▸ The exercise: Please reproduce the records below, switching each "deployment target" to "environment" and keeping everything else unchanged. Leave the pictures out of your answer.

▸ Given data:
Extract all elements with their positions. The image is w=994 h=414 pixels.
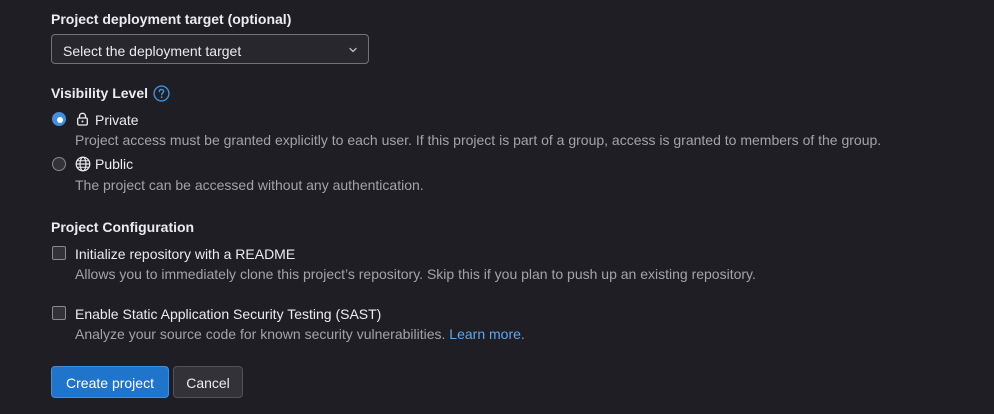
deployment-target-label: Project deployment target (optional) bbox=[51, 11, 292, 27]
enable-sast-checkbox[interactable] bbox=[52, 306, 66, 320]
chevron-down-icon bbox=[349, 47, 357, 53]
initialize-readme-label: Initialize repository with a README bbox=[75, 246, 296, 262]
initialize-readme-description: Allows you to immediately clone this pro… bbox=[75, 266, 756, 282]
enable-sast-label: Enable Static Application Security Testi… bbox=[75, 306, 382, 322]
learn-more-link[interactable]: Learn more. bbox=[449, 326, 524, 342]
visibility-private-description: Project access must be granted explicitl… bbox=[75, 132, 882, 148]
deployment-target-select-value: Select the deployment target bbox=[63, 43, 242, 59]
visibility-private-label: Private bbox=[95, 112, 139, 128]
enable-sast-description: Analyze your source code for known secur… bbox=[75, 326, 446, 342]
lock-icon bbox=[77, 112, 88, 126]
visibility-public-description: The project can be accessed without any … bbox=[75, 177, 424, 193]
initialize-readme-checkbox[interactable] bbox=[52, 246, 66, 260]
project-configuration-label: Project Configuration bbox=[51, 219, 195, 235]
visibility-private-radio[interactable] bbox=[52, 112, 66, 126]
visibility-public-radio[interactable] bbox=[52, 157, 66, 171]
question-circle-icon[interactable] bbox=[153, 85, 170, 102]
cancel-button[interactable]: Cancel bbox=[173, 366, 243, 398]
enable-sast-description-line: Analyze your source code for known secur… bbox=[75, 325, 525, 343]
new-project-form: Project deployment target (optional) Sel… bbox=[0, 0, 994, 414]
deployment-target-select[interactable]: Select the deployment target bbox=[51, 34, 369, 64]
globe-icon bbox=[75, 156, 91, 172]
visibility-public-label: Public bbox=[95, 156, 134, 172]
create-project-button[interactable]: Create project bbox=[51, 366, 169, 398]
visibility-level-label: Visibility Level bbox=[51, 85, 149, 101]
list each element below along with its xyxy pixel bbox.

▸ Exercise answer:
Extract all elements with their positions. The image is w=994 h=414 pixels.
deployment-target-label: Project environment (optional) bbox=[51, 11, 292, 27]
enable-sast-checkbox[interactable] bbox=[52, 306, 66, 320]
chevron-down-icon bbox=[349, 47, 357, 53]
initialize-readme-label: Initialize repository with a README bbox=[75, 246, 296, 262]
initialize-readme-description: Allows you to immediately clone this pro… bbox=[75, 266, 756, 282]
enable-sast-label: Enable Static Application Security Testi… bbox=[75, 306, 382, 322]
learn-more-link[interactable]: Learn more. bbox=[449, 326, 524, 342]
visibility-private-description: Project access must be granted explicitl… bbox=[75, 132, 882, 148]
deployment-target-select-value: Select the environment bbox=[63, 43, 242, 59]
visibility-private-label: Private bbox=[95, 112, 139, 128]
enable-sast-description: Analyze your source code for known secur… bbox=[75, 326, 446, 342]
lock-icon bbox=[77, 112, 88, 126]
visibility-public-description: The project can be accessed without any … bbox=[75, 177, 424, 193]
initialize-readme-checkbox[interactable] bbox=[52, 246, 66, 260]
project-configuration-label: Project Configuration bbox=[51, 219, 195, 235]
visibility-private-radio[interactable] bbox=[52, 112, 66, 126]
visibility-public-radio[interactable] bbox=[52, 157, 66, 171]
question-circle-icon[interactable] bbox=[153, 85, 170, 102]
cancel-button[interactable]: Cancel bbox=[173, 366, 243, 398]
enable-sast-description-line: Analyze your source code for known secur… bbox=[75, 325, 525, 343]
new-project-form: Project environment (optional) Sel… bbox=[0, 0, 994, 414]
deployment-target-select[interactable]: Select the environment bbox=[51, 34, 369, 64]
globe-icon bbox=[75, 156, 91, 172]
visibility-public-label: Public bbox=[95, 156, 134, 172]
create-project-button[interactable]: Create project bbox=[51, 366, 169, 398]
visibility-level-label: Visibility Level bbox=[51, 85, 149, 101]
list each element below along with its xyxy pixel bbox.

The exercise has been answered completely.